**What you need to do:** Count each line in which the word "Investment" appears. Reply with the total and nothing more.

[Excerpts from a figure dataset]
◆ ◆ ◆ ◆

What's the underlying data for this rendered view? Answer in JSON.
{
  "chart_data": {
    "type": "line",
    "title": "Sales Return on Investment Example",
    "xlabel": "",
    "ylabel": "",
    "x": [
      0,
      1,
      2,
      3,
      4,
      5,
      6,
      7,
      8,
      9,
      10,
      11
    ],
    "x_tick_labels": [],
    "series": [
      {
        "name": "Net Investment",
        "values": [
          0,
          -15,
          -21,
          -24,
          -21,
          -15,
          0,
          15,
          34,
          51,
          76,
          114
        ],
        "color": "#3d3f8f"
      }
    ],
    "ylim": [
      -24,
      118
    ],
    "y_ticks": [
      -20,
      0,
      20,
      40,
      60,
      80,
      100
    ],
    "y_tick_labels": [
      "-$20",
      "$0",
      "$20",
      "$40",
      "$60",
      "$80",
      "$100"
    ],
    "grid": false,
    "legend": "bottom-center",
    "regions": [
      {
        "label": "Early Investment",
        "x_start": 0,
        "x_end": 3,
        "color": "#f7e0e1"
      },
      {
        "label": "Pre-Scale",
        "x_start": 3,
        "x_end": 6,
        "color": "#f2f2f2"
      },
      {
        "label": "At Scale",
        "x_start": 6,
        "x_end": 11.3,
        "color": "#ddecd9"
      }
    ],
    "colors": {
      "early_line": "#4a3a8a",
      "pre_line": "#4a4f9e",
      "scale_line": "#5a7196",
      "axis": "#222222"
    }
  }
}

◆ ◆ ◆ ◆

**Solution to this exercise:** 3